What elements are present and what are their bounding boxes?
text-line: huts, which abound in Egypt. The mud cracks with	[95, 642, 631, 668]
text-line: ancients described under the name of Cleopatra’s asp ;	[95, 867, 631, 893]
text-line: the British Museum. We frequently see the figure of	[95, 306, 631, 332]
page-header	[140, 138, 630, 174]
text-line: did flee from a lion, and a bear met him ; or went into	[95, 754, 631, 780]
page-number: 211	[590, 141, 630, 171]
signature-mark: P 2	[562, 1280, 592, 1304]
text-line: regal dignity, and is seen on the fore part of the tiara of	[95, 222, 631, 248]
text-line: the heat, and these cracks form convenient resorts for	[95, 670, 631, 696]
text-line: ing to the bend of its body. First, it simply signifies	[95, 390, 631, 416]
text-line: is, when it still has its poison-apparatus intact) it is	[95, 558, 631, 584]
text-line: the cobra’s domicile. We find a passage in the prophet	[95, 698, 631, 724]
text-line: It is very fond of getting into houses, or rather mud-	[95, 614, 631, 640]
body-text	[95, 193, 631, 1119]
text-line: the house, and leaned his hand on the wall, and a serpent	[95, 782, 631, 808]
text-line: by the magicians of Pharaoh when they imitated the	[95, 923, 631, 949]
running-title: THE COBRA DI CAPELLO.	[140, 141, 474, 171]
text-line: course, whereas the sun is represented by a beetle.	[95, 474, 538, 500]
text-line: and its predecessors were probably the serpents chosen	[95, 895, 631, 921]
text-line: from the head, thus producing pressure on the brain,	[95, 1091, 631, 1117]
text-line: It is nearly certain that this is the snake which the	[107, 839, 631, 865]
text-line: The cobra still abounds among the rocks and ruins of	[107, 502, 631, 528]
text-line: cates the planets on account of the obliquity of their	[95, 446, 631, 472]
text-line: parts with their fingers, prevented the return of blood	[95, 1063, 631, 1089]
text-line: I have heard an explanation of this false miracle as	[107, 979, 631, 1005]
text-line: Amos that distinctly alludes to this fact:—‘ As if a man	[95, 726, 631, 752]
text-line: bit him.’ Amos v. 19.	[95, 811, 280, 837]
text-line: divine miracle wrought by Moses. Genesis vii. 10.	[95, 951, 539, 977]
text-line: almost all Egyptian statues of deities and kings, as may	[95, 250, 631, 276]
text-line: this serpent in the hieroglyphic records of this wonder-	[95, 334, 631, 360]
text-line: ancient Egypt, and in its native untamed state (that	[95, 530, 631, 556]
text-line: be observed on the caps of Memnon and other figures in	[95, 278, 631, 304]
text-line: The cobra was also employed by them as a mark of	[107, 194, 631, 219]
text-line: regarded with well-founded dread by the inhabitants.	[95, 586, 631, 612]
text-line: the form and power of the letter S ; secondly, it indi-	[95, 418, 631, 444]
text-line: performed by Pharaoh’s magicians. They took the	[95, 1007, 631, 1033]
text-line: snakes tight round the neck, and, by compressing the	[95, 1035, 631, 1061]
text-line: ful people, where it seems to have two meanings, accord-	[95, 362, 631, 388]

- - - - - - -

Return the entries above word for word.

What elements are present and what are their bounding boxes?
text-line: huts, which abound in Egypt. The mud cracks with	[95, 642, 631, 668]
text-line: ancients described under the name of Cleopatra’s asp ;	[95, 867, 631, 893]
text-line: the British Museum. We frequently see the figure of	[95, 306, 631, 332]
page-header	[140, 138, 630, 174]
text-line: did flee from a lion, and a bear met him ; or went into	[95, 754, 631, 780]
page-number: 211	[590, 141, 630, 171]
signature-mark: P 2	[562, 1280, 592, 1304]
text-line: regal dignity, and is seen on the fore part of the tiara of	[95, 222, 631, 248]
text-line: the heat, and these cracks form convenient resorts for	[95, 670, 631, 696]
text-line: ing to the bend of its body. First, it simply signifies	[95, 390, 631, 416]
text-line: is, when it still has its poison-apparatus intact) it is	[95, 558, 631, 584]
text-line: the cobra’s domicile. We find a passage in the prophet	[95, 698, 631, 724]
text-line: It is very fond of getting into houses, or rather mud-	[95, 614, 631, 640]
body-text	[95, 193, 631, 1119]
text-line: the house, and leaned his hand on the wall, and a serpent	[95, 782, 631, 808]
text-line: by the magicians of Pharaoh when they imitated the	[95, 923, 631, 949]
running-title: THE COBRA DI CAPELLO.	[140, 141, 474, 171]
text-line: course, whereas the sun is represented by a beetle.	[95, 474, 538, 500]
text-line: and its predecessors were probably the serpents chosen	[95, 895, 631, 921]
text-line: from the head, thus producing pressure on the brain,	[95, 1091, 631, 1117]
text-line: It is nearly certain that this is the snake which the	[107, 839, 631, 865]
text-line: The cobra still abounds among the rocks and ruins of	[107, 502, 631, 528]
text-line: cates the planets on account of the obliquity of their	[95, 446, 631, 472]
text-line: parts with their fingers, prevented the return of blood	[95, 1063, 631, 1089]
text-line: I have heard an explanation of this false miracle as	[107, 979, 631, 1005]
text-line: Amos that distinctly alludes to this fact:—‘ As if a man	[95, 726, 631, 752]
text-line: bit him.’ Amos v. 19.	[95, 811, 280, 837]
text-line: divine miracle wrought by Moses. Genesis vii. 10.	[95, 951, 539, 977]
text-line: almost all Egyptian statues of deities and kings, as may	[95, 250, 631, 276]
text-line: this serpent in the hieroglyphic records of this wonder-	[95, 334, 631, 360]
text-line: ancient Egypt, and in its native untamed state (that	[95, 530, 631, 556]
text-line: be observed on the caps of Memnon and other figures in	[95, 278, 631, 304]
text-line: The cobra was also employed by them as a mark of	[107, 194, 631, 219]
text-line: regarded with well-founded dread by the inhabitants.	[95, 586, 631, 612]
text-line: the form and power of the letter S ; secondly, it indi-	[95, 418, 631, 444]
text-line: performed by Pharaoh’s magicians. They took the	[95, 1007, 631, 1033]
text-line: snakes tight round the neck, and, by compressing the	[95, 1035, 631, 1061]
text-line: ful people, where it seems to have two meanings, accord-	[95, 362, 631, 388]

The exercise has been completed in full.